▶ Exercise details: Work out the number of lines containing "OLED". Give that number alone.

▶ Records to use:
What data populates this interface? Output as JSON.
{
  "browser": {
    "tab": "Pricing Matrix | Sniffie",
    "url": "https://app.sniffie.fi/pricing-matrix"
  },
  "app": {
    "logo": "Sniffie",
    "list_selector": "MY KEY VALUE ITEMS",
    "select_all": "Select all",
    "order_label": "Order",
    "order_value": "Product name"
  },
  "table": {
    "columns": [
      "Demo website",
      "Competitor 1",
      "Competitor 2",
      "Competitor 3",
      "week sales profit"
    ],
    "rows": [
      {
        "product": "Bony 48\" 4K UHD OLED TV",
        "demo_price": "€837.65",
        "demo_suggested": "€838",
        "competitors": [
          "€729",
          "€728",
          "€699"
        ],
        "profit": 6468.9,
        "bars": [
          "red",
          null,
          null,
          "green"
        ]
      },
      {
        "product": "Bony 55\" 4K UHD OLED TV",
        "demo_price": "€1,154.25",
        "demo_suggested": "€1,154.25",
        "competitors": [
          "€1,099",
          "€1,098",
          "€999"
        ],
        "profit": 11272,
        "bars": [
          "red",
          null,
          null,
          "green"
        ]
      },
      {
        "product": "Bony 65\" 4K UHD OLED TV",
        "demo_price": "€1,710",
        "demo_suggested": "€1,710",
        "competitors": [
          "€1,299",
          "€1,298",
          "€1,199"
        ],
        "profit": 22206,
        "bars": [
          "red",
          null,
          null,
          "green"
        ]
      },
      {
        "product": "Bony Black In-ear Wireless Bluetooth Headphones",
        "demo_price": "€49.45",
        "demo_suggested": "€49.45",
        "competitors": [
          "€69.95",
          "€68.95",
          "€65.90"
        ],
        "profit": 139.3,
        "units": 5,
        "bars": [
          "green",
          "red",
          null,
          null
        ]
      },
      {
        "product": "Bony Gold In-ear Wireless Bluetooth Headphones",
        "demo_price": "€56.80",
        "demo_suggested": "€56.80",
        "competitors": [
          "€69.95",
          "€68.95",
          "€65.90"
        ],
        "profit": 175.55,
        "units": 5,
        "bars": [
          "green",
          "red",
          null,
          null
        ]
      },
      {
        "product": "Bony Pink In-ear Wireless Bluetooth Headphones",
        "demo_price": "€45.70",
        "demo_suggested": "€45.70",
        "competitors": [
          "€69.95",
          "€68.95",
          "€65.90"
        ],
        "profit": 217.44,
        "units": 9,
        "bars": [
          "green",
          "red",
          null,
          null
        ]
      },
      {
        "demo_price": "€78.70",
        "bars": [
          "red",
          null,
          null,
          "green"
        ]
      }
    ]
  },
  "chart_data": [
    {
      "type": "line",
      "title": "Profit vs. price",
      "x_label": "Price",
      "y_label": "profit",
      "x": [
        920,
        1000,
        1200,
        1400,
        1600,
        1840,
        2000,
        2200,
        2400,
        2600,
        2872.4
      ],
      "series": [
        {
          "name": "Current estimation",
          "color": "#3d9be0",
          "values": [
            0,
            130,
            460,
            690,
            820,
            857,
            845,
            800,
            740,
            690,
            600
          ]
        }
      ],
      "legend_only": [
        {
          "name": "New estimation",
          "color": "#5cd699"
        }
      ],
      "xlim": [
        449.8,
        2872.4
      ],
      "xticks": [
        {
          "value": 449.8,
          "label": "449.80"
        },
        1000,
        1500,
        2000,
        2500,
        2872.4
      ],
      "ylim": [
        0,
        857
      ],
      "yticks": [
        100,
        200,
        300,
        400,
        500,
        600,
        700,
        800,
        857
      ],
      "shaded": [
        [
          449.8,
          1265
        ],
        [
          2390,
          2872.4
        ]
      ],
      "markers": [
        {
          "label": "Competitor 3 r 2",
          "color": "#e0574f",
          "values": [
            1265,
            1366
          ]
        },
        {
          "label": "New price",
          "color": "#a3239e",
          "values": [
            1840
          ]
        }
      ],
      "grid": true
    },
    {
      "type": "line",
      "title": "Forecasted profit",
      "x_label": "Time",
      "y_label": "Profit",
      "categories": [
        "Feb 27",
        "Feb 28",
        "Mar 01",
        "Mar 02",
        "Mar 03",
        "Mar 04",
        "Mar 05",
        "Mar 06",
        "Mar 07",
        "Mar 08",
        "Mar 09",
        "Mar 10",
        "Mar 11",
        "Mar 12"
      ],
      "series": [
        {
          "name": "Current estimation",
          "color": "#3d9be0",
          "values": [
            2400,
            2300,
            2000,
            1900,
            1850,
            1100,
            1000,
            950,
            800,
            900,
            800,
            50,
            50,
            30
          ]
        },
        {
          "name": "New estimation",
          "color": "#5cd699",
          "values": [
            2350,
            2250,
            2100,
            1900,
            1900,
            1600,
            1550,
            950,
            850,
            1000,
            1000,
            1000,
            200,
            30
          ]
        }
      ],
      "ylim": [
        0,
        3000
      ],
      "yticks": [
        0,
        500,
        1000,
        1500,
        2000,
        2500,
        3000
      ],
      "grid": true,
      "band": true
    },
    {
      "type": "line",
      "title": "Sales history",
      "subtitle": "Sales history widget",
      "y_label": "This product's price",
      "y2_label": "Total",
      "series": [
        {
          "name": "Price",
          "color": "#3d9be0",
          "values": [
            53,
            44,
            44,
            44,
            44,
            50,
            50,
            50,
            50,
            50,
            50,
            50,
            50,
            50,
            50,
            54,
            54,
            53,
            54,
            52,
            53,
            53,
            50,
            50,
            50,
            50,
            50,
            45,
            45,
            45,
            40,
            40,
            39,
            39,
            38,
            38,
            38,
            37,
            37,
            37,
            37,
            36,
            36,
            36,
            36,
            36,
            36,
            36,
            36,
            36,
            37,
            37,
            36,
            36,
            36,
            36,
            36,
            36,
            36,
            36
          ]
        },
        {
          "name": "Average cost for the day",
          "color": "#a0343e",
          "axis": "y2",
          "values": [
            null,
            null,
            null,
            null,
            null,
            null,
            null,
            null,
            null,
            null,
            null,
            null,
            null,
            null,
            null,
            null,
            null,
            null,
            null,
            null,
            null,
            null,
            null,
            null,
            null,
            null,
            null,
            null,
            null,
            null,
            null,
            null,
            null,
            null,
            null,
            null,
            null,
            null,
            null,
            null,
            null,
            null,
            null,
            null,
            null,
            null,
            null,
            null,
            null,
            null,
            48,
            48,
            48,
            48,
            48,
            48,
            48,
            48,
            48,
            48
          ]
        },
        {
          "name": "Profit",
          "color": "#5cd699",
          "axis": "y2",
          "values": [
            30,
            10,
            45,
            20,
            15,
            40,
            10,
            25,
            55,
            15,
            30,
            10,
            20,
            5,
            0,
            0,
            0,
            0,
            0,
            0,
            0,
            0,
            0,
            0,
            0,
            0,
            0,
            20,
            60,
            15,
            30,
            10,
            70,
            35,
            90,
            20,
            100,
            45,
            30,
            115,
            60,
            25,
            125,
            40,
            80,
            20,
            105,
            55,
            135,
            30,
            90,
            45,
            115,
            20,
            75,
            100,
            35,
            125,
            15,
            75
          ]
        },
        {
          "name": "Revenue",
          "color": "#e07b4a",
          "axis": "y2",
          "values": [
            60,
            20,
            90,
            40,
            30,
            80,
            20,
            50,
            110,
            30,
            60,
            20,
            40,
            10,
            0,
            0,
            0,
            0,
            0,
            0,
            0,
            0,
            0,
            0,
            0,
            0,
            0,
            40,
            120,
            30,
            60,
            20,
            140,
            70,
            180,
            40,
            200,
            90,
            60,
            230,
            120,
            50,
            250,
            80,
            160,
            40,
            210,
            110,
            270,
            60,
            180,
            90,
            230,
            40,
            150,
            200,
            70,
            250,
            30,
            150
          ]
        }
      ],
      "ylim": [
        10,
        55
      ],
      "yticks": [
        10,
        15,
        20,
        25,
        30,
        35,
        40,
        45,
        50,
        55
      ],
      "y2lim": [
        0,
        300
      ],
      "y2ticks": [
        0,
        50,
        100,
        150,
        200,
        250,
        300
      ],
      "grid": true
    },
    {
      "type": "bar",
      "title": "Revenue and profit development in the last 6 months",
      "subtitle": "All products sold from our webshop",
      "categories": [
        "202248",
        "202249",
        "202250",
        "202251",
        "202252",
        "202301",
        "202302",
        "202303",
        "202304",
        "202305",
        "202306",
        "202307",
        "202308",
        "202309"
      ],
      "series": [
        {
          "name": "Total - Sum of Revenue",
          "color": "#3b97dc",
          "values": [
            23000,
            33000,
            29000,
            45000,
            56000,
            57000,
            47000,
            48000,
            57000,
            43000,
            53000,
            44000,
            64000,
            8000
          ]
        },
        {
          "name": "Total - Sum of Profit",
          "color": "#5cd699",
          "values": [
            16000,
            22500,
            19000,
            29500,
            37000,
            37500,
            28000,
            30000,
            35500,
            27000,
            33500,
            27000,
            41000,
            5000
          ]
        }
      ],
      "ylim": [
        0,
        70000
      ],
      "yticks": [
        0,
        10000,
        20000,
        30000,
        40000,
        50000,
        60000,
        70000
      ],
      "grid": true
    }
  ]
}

▶ Response to this exercise: 3